■ **Work to complete**
Continue the guide below on creating an OpenSSL CSR with Subject Alternative Names, picking up directly after its final line.
[[ Text open ]]
OpenSSL: Create CSR for certificate with additional Subject Alternative Name(s) (Windows)

Procedure to create CSR with SAN (Windows)

  • Login into server where you have OpenSSL installed (or download it here)
  • Go to the directory where openssl is located (on Windows)
  • Create a file named sancert.cnf  with the following information
[ req ]
default_bits       = 2048
distinguished_name = req_distinguished_name
req_extensions     = req_ext
[ req_distinguished_name ]
countryName                 = Country Name (NL)
stateOrProvinceName         = State or Province Name (ZH)
localityName               = Locality Name (AADR)
organizationName           = Organization Name (WGE)
commonName                 = Common Name (e.g. server FQDN)
[[ Text closed ]]
[[ Entries provided open ]]
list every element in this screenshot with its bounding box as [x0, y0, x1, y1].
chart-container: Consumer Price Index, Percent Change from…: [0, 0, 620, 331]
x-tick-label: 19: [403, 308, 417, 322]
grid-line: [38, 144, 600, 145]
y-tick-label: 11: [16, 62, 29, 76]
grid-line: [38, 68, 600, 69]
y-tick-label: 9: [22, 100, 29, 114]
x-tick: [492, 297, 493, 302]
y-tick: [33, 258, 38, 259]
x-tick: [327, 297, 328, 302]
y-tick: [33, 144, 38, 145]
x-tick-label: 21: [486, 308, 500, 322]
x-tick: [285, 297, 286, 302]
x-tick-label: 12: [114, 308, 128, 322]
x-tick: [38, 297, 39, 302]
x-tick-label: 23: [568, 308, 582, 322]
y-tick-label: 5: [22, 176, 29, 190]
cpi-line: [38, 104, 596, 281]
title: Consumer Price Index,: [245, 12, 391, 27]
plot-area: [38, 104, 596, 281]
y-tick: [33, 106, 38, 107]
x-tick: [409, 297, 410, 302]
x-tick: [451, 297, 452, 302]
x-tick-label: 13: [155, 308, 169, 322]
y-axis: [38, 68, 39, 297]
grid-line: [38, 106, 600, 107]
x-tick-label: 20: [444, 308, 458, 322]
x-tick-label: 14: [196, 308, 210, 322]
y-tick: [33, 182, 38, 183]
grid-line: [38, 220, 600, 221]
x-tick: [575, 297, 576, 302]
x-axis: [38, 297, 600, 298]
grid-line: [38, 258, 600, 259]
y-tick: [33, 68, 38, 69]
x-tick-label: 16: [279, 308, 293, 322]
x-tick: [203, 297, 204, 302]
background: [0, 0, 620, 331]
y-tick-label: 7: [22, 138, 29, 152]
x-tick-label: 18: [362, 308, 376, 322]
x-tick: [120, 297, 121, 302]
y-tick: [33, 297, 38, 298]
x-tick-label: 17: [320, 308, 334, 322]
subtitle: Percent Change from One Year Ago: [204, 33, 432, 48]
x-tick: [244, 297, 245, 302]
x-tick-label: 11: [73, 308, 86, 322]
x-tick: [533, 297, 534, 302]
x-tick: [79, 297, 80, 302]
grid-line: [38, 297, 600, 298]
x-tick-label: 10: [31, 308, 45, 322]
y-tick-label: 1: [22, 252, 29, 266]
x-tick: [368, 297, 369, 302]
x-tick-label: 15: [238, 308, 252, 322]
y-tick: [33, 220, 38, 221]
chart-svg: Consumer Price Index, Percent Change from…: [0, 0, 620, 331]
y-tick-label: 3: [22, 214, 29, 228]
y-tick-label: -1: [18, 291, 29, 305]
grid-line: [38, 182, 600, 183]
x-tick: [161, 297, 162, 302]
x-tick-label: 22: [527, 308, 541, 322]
[[ Entries provided closed ]]
■ **Response to the task**
[ req_ext ]
subjectAltName = @alt_names
DNS.1   = sslcert.wesleygeelhoed.nl
DNS.2   = dns2.com
DNS.3   = dns3.com

* You can add even more subject alternative names if you want. Just add DNS.4 = etcetera…

  • Save the file and execute following OpenSSL command, which will generate CSR and KEY file
openssl req -out sslcert.csr -newkey rsa:2048 -nodes -keyout private.key -config sancert.cnf

This will create sslcert.csr and private.key in the present working directory. Request your certificate with the created CSR and you’re all set!